DATA IN THIS EXERCISE |
******************************

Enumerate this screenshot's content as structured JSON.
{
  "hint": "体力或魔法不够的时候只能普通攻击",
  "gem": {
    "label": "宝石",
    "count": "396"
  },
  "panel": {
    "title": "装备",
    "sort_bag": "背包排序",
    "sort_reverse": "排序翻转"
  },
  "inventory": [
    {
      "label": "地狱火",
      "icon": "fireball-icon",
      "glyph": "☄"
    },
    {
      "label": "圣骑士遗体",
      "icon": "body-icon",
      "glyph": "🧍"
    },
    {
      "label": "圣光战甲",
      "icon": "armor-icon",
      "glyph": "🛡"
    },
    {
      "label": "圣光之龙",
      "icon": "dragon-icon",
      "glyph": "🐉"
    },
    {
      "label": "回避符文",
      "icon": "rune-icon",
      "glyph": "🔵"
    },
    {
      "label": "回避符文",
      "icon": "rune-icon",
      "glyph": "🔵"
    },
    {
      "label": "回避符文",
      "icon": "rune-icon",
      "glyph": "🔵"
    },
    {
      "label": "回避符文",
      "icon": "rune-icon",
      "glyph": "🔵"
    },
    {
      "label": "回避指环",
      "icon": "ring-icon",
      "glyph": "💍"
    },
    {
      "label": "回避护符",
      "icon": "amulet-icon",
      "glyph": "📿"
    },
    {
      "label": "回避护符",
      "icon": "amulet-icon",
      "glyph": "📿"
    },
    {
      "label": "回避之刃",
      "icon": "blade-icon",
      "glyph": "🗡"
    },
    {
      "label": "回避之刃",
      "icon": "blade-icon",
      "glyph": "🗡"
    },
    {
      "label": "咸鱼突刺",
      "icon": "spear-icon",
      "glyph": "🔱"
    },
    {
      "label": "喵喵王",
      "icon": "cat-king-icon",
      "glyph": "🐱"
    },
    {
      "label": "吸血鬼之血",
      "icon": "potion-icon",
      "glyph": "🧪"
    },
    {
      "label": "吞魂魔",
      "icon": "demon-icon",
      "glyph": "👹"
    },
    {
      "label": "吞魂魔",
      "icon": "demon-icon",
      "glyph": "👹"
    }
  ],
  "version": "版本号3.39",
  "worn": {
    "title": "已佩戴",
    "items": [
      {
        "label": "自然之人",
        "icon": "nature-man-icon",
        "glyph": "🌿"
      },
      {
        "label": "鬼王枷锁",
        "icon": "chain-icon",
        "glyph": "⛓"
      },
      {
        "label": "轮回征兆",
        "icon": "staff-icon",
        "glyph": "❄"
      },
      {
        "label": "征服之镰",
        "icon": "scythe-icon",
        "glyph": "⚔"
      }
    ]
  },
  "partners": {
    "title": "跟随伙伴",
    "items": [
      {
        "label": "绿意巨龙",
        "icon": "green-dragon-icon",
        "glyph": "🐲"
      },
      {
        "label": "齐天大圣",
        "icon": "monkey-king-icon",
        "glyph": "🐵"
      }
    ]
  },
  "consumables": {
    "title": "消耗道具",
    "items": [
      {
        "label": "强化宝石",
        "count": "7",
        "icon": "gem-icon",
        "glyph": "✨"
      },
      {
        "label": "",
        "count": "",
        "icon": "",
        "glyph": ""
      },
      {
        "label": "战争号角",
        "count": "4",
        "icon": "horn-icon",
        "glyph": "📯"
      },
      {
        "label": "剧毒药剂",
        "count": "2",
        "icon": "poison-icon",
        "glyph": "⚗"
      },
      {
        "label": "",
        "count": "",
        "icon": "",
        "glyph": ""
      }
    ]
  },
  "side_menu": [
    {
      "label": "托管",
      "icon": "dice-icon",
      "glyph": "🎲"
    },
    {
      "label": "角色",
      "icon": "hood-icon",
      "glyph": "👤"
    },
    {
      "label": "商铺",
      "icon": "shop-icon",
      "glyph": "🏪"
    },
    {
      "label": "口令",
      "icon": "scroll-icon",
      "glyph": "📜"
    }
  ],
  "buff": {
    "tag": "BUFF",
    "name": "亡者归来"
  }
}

******************************

State the number of lines in the records that include "count", and write nothing else.

6